### What the exercise asks:
Below are the records; locate each line with the word "ertönt" and copy it.

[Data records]
========
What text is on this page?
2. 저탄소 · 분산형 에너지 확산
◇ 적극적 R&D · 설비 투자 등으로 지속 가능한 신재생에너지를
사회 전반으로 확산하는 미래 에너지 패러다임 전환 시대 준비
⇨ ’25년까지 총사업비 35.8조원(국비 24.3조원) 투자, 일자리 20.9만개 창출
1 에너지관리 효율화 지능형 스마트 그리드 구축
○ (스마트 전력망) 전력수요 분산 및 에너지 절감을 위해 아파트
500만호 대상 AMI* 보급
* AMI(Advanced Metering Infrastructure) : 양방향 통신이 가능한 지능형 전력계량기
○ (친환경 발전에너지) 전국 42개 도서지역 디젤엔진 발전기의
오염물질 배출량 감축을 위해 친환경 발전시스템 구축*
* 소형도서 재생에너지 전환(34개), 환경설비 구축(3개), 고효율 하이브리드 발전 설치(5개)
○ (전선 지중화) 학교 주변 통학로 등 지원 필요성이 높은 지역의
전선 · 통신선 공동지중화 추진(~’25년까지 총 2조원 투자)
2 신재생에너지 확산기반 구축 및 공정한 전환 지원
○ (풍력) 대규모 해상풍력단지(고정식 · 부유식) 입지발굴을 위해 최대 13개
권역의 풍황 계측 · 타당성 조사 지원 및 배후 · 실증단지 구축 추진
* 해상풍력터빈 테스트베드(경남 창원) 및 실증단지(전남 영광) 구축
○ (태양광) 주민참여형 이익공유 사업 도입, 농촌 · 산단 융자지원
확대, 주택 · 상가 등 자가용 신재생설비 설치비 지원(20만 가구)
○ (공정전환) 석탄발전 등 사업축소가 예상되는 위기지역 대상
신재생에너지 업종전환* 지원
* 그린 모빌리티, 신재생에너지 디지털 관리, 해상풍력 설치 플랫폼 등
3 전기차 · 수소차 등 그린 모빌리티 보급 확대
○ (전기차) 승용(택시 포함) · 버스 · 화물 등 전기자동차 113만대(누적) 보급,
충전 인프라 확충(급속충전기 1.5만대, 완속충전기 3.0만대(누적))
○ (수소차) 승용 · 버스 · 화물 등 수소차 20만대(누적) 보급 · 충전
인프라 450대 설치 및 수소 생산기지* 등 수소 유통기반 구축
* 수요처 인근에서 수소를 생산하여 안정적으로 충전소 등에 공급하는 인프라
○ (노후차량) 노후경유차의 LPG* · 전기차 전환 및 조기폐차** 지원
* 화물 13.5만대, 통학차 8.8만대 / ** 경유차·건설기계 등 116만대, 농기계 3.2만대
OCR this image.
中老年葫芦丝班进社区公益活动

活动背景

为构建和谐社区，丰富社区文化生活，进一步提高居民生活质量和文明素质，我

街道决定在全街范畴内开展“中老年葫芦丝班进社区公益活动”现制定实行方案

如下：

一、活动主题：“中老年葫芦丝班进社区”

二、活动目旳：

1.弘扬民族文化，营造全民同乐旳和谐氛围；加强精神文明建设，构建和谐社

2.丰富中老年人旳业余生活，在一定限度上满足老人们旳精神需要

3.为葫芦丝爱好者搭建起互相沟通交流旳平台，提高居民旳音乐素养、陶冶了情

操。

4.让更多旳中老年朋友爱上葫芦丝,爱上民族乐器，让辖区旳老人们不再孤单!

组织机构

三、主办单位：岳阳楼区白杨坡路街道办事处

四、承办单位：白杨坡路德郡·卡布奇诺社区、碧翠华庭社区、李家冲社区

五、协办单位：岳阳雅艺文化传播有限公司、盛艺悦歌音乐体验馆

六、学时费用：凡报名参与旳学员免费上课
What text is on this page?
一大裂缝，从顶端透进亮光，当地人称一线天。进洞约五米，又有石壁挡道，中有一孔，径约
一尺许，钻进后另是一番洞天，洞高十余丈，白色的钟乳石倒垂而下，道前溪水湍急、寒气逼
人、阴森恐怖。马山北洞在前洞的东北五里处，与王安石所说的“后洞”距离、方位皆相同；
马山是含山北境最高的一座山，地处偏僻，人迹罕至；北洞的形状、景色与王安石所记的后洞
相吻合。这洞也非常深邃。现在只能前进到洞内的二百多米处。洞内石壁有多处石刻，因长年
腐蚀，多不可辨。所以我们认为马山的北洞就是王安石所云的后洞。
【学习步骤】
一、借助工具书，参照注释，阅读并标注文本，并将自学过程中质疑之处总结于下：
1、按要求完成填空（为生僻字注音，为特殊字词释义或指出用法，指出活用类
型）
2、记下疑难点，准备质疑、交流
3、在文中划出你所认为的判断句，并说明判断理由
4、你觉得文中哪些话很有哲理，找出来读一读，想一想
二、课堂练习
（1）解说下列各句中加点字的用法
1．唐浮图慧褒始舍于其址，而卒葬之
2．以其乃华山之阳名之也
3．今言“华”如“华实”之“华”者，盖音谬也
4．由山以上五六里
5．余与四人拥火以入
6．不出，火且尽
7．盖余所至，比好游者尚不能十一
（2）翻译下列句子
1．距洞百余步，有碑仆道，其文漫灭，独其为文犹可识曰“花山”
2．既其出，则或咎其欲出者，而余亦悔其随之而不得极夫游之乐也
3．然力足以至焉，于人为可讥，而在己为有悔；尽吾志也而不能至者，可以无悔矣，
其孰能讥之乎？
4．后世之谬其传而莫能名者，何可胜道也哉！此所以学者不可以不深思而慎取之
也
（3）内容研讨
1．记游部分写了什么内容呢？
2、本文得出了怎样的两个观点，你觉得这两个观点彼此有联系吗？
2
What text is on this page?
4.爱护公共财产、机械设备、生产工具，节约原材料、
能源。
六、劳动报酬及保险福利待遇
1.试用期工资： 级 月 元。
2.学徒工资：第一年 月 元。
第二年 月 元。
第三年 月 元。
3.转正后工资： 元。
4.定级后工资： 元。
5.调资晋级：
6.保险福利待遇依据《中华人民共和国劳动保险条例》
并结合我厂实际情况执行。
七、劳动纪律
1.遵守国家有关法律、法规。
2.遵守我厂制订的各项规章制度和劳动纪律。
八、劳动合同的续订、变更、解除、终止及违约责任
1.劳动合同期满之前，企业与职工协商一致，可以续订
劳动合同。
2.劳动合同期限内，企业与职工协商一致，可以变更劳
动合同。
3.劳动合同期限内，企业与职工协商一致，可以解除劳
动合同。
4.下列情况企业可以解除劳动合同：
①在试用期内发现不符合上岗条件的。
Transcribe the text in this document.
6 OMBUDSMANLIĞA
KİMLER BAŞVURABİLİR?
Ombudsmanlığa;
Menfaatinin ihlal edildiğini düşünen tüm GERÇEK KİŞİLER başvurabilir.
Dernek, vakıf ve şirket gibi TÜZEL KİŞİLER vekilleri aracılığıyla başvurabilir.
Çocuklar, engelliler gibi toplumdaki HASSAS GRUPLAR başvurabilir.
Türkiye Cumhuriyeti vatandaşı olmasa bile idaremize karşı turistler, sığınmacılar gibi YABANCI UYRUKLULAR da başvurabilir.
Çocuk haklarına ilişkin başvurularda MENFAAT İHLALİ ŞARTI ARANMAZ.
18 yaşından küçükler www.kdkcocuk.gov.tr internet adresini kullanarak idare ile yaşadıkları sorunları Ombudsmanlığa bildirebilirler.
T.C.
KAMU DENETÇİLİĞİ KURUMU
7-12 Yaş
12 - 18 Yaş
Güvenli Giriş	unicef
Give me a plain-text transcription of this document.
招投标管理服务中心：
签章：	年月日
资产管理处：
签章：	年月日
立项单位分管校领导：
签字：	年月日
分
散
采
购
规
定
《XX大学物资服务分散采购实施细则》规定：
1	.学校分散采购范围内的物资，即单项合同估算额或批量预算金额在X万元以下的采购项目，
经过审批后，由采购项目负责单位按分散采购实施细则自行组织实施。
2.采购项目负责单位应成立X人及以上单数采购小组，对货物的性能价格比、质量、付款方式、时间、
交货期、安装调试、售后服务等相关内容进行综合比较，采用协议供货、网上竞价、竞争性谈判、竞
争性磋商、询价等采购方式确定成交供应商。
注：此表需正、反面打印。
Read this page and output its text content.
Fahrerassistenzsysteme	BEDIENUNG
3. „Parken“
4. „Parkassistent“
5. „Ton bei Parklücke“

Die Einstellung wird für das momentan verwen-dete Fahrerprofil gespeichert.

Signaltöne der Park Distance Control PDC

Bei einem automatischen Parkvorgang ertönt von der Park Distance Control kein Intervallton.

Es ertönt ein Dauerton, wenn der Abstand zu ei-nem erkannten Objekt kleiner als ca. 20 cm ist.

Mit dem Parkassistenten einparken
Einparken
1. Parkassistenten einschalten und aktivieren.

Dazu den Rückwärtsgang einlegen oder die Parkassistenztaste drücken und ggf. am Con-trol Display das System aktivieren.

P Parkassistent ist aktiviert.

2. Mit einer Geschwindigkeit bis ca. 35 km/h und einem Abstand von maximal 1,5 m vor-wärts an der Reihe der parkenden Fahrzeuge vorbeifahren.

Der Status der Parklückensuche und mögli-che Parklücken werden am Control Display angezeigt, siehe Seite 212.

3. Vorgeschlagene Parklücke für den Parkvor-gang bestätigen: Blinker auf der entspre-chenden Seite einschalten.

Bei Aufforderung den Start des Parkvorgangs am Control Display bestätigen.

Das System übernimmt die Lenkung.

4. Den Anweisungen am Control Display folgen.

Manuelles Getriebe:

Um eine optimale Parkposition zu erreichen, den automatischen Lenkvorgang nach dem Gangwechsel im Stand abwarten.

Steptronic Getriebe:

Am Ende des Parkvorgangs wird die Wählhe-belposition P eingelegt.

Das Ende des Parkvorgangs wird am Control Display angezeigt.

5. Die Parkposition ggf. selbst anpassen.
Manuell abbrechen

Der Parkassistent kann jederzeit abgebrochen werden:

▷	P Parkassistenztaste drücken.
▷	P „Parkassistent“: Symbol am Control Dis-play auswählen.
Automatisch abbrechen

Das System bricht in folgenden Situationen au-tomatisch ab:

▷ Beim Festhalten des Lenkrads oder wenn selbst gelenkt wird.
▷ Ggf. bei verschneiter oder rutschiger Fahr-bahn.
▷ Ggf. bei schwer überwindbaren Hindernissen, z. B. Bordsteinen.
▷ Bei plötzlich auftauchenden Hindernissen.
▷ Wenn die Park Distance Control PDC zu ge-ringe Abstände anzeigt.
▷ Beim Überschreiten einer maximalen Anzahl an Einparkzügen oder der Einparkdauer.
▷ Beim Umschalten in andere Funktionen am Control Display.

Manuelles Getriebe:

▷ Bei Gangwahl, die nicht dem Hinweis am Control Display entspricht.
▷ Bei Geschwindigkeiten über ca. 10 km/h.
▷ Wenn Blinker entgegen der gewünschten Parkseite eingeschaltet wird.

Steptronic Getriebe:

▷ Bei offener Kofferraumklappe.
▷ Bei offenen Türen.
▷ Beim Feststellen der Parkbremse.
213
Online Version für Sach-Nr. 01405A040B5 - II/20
========
### The reply:
Bei einem automatischen Parkvorgang ertönt von der Park Distance Control kein Intervallton.
Es ertönt ein Dauerton, wenn der Abstand zu ei-nem erkannten Objekt kleiner als ca. 20 cm ist.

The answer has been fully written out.